» **WHAT THIS TASK INVOLVES**: Start with the line that holds "Output the underlying". Please copy it and each remaining line below exactly, leaving pictures out.

[Items from a figure collection]
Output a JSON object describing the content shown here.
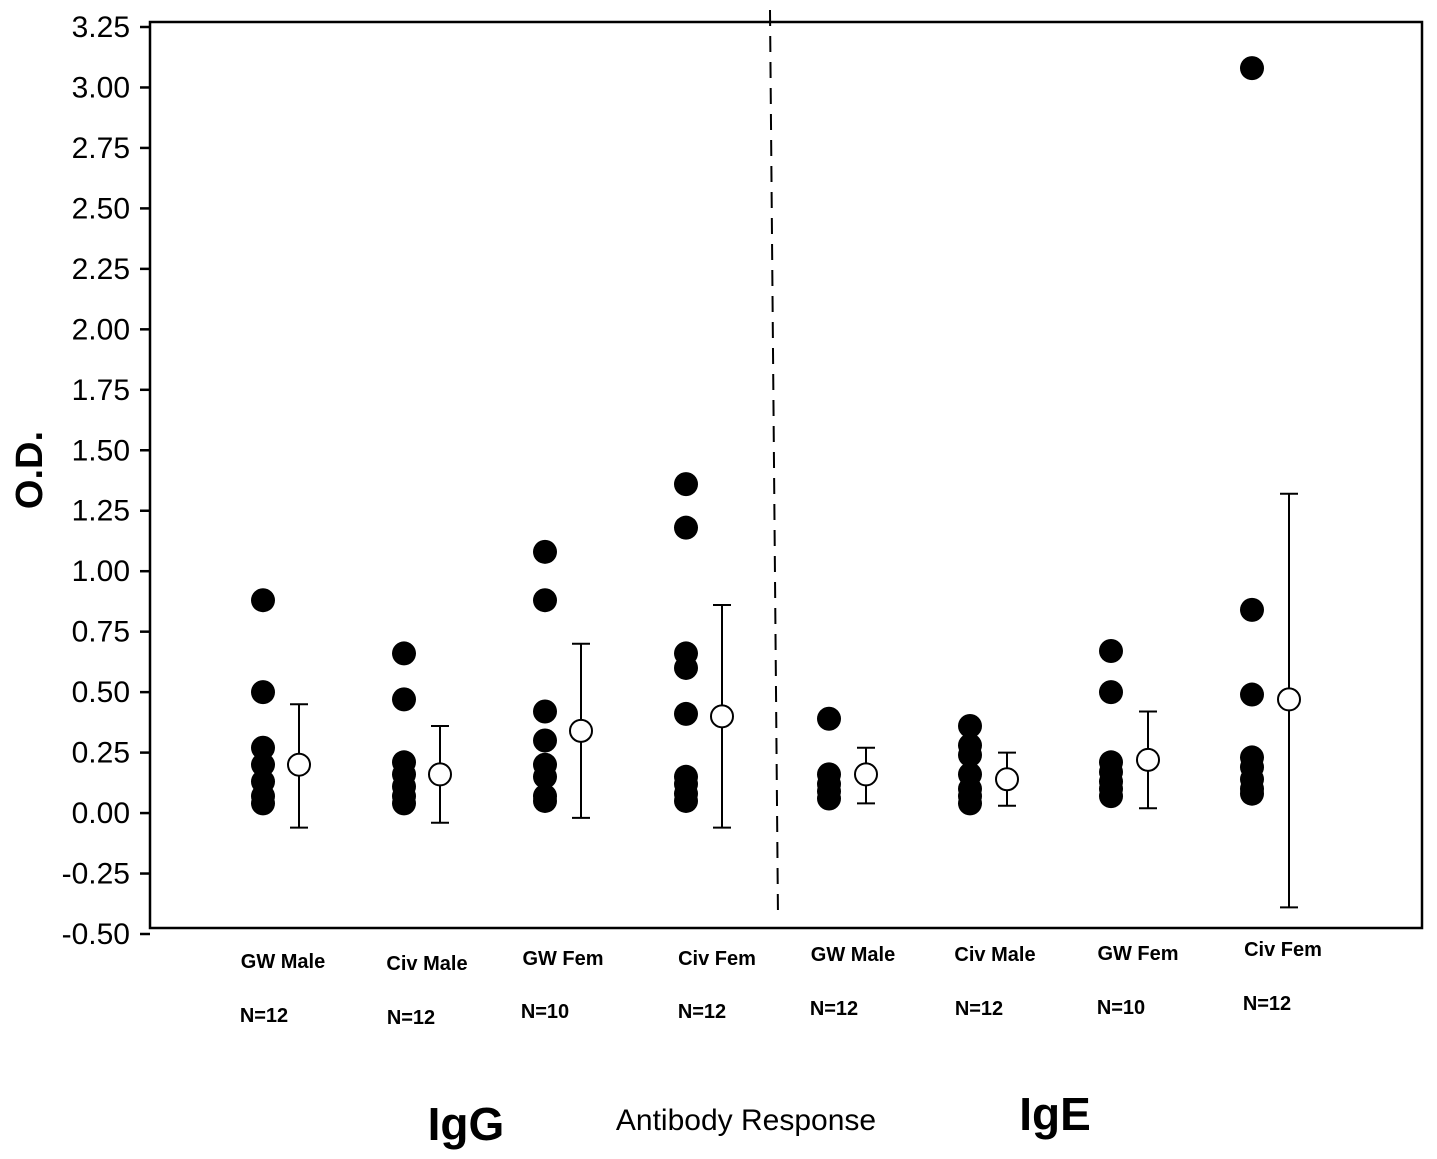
{
  "chart_data": {
    "type": "scatter",
    "ylabel": "O.D.",
    "xlabel": "Antibody Response",
    "ylim": [
      -0.5,
      3.25
    ],
    "yticks": [
      "3.25",
      "3.00",
      "2.75",
      "2.50",
      "2.25",
      "2.00",
      "1.75",
      "1.50",
      "1.25",
      "1.00",
      "0.75",
      "0.50",
      "0.25",
      "0.00",
      "-0.25",
      "-0.50"
    ],
    "grid": false,
    "groups": [
      {
        "label": "IgG"
      },
      {
        "label": "IgE"
      }
    ],
    "categories": [
      {
        "label": "GW Male",
        "n": "N=12",
        "group": "IgG",
        "points": [
          0.88,
          0.5,
          0.27,
          0.2,
          0.13,
          0.07,
          0.04
        ],
        "mean": 0.2,
        "err_low": -0.06,
        "err_high": 0.45
      },
      {
        "label": "Civ Male",
        "n": "N=12",
        "group": "IgG",
        "points": [
          0.66,
          0.47,
          0.21,
          0.16,
          0.11,
          0.07,
          0.04
        ],
        "mean": 0.16,
        "err_low": -0.04,
        "err_high": 0.36
      },
      {
        "label": "GW Fem",
        "n": "N=10",
        "group": "IgG",
        "points": [
          1.08,
          0.88,
          0.42,
          0.3,
          0.2,
          0.15,
          0.07,
          0.05
        ],
        "mean": 0.34,
        "err_low": -0.02,
        "err_high": 0.7
      },
      {
        "label": "Civ Fem",
        "n": "N=12",
        "group": "IgG",
        "points": [
          1.36,
          1.18,
          0.66,
          0.6,
          0.41,
          0.15,
          0.12,
          0.08,
          0.05
        ],
        "mean": 0.4,
        "err_low": -0.06,
        "err_high": 0.86
      },
      {
        "label": "GW Male",
        "n": "N=12",
        "group": "IgE",
        "points": [
          0.39,
          0.16,
          0.12,
          0.09,
          0.06
        ],
        "mean": 0.16,
        "err_low": 0.04,
        "err_high": 0.27
      },
      {
        "label": "Civ Male",
        "n": "N=12",
        "group": "IgE",
        "points": [
          0.36,
          0.28,
          0.24,
          0.16,
          0.1,
          0.07,
          0.04
        ],
        "mean": 0.14,
        "err_low": 0.03,
        "err_high": 0.25
      },
      {
        "label": "GW Fem",
        "n": "N=10",
        "group": "IgE",
        "points": [
          0.67,
          0.5,
          0.21,
          0.17,
          0.13,
          0.1,
          0.07
        ],
        "mean": 0.22,
        "err_low": 0.02,
        "err_high": 0.42
      },
      {
        "label": "Civ Fem",
        "n": "N=12",
        "group": "IgE",
        "points": [
          3.08,
          0.84,
          0.49,
          0.23,
          0.19,
          0.14,
          0.1,
          0.08
        ],
        "mean": 0.47,
        "err_low": -0.39,
        "err_high": 1.32
      }
    ]
  }
}
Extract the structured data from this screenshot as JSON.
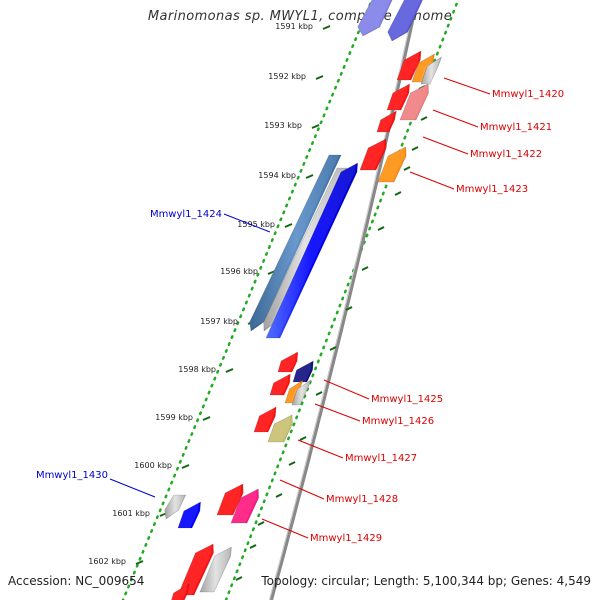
{
  "title": "Marinomonas sp. MWYL1, complete genome",
  "footer": {
    "accession": "Accession: NC_009654",
    "topology": "Topology: circular; Length: 5,100,344 bp; Genes: 4,549"
  },
  "colors": {
    "backbone": "#888888",
    "forward_gene_label": "#dd0000",
    "reverse_gene_label": "#0000cc",
    "tick_dots": "#22aa22"
  },
  "ticks": [
    {
      "label": "1591 kbp"
    },
    {
      "label": "1592 kbp"
    },
    {
      "label": "1593 kbp"
    },
    {
      "label": "1594 kbp"
    },
    {
      "label": "1595 kbp"
    },
    {
      "label": "1596 kbp"
    },
    {
      "label": "1597 kbp"
    },
    {
      "label": "1598 kbp"
    },
    {
      "label": "1599 kbp"
    },
    {
      "label": "1600 kbp"
    },
    {
      "label": "1601 kbp"
    },
    {
      "label": "1602 kbp"
    }
  ],
  "gene_labels": [
    {
      "label": "Mmwyl1_1420",
      "color": "#dd0000"
    },
    {
      "label": "Mmwyl1_1421",
      "color": "#dd0000"
    },
    {
      "label": "Mmwyl1_1422",
      "color": "#dd0000"
    },
    {
      "label": "Mmwyl1_1423",
      "color": "#dd0000"
    },
    {
      "label": "Mmwyl1_1424",
      "color": "#0000cc"
    },
    {
      "label": "Mmwyl1_1425",
      "color": "#dd0000"
    },
    {
      "label": "Mmwyl1_1426",
      "color": "#dd0000"
    },
    {
      "label": "Mmwyl1_1427",
      "color": "#dd0000"
    },
    {
      "label": "Mmwyl1_1428",
      "color": "#dd0000"
    },
    {
      "label": "Mmwyl1_1429",
      "color": "#dd0000"
    },
    {
      "label": "Mmwyl1_1430",
      "color": "#0000cc"
    }
  ]
}
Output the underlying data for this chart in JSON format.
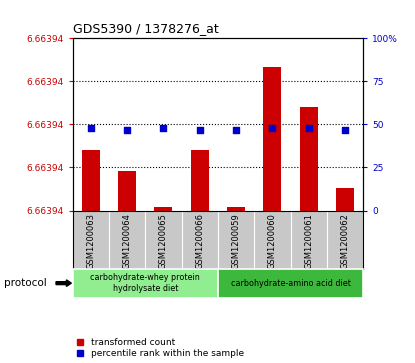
{
  "title": "GDS5390 / 1378276_at",
  "samples": [
    "GSM1200063",
    "GSM1200064",
    "GSM1200065",
    "GSM1200066",
    "GSM1200059",
    "GSM1200060",
    "GSM1200061",
    "GSM1200062"
  ],
  "red_bar_heights": [
    35,
    23,
    2,
    35,
    2,
    83,
    60,
    13
  ],
  "blue_percentiles": [
    48,
    47,
    48,
    47,
    47,
    48,
    48,
    47
  ],
  "ylim": [
    0,
    100
  ],
  "ytick_positions": [
    0,
    25,
    50,
    75,
    100
  ],
  "ytick_labels_left": [
    "6.66394",
    "6.66394",
    "6.66394",
    "6.66394",
    "6.66394"
  ],
  "ytick_labels_right": [
    "0",
    "25",
    "50",
    "75",
    "100%"
  ],
  "groups": [
    {
      "label": "carbohydrate-whey protein\nhydrolysate diet",
      "start": 0,
      "end": 4,
      "color": "#90EE90"
    },
    {
      "label": "carbohydrate-amino acid diet",
      "start": 4,
      "end": 8,
      "color": "#3CB93C"
    }
  ],
  "protocol_label": "protocol",
  "legend_red_label": "transformed count",
  "legend_blue_label": "percentile rank within the sample",
  "red_color": "#CC0000",
  "blue_color": "#0000CC",
  "bar_width": 0.5,
  "sample_area_color": "#C8C8C8",
  "proto_color_1": "#90EE90",
  "proto_color_2": "#3CB93C"
}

» **ANSWER SECTION**:
Output the underlying data for this chart in JSON format.
{
  "title": "GDS5390 / 1378276_at",
  "samples": [
    "GSM1200063",
    "GSM1200064",
    "GSM1200065",
    "GSM1200066",
    "GSM1200059",
    "GSM1200060",
    "GSM1200061",
    "GSM1200062"
  ],
  "red_bar_heights": [
    35,
    23,
    2,
    35,
    2,
    83,
    60,
    13
  ],
  "blue_percentiles": [
    48,
    47,
    48,
    47,
    47,
    48,
    48,
    47
  ],
  "ylim": [
    0,
    100
  ],
  "ytick_positions": [
    0,
    25,
    50,
    75,
    100
  ],
  "ytick_labels_left": [
    "6.66394",
    "6.66394",
    "6.66394",
    "6.66394",
    "6.66394"
  ],
  "ytick_labels_right": [
    "0",
    "25",
    "50",
    "75",
    "100%"
  ],
  "groups": [
    {
      "label": "carbohydrate-whey protein\nhydrolysate diet",
      "start": 0,
      "end": 4,
      "color": "#90EE90"
    },
    {
      "label": "carbohydrate-amino acid diet",
      "start": 4,
      "end": 8,
      "color": "#3CB93C"
    }
  ],
  "protocol_label": "protocol",
  "legend_red_label": "transformed count",
  "legend_blue_label": "percentile rank within the sample",
  "red_color": "#CC0000",
  "blue_color": "#0000CC",
  "bar_width": 0.5,
  "sample_area_color": "#C8C8C8",
  "proto_color_1": "#90EE90",
  "proto_color_2": "#3CB93C"
}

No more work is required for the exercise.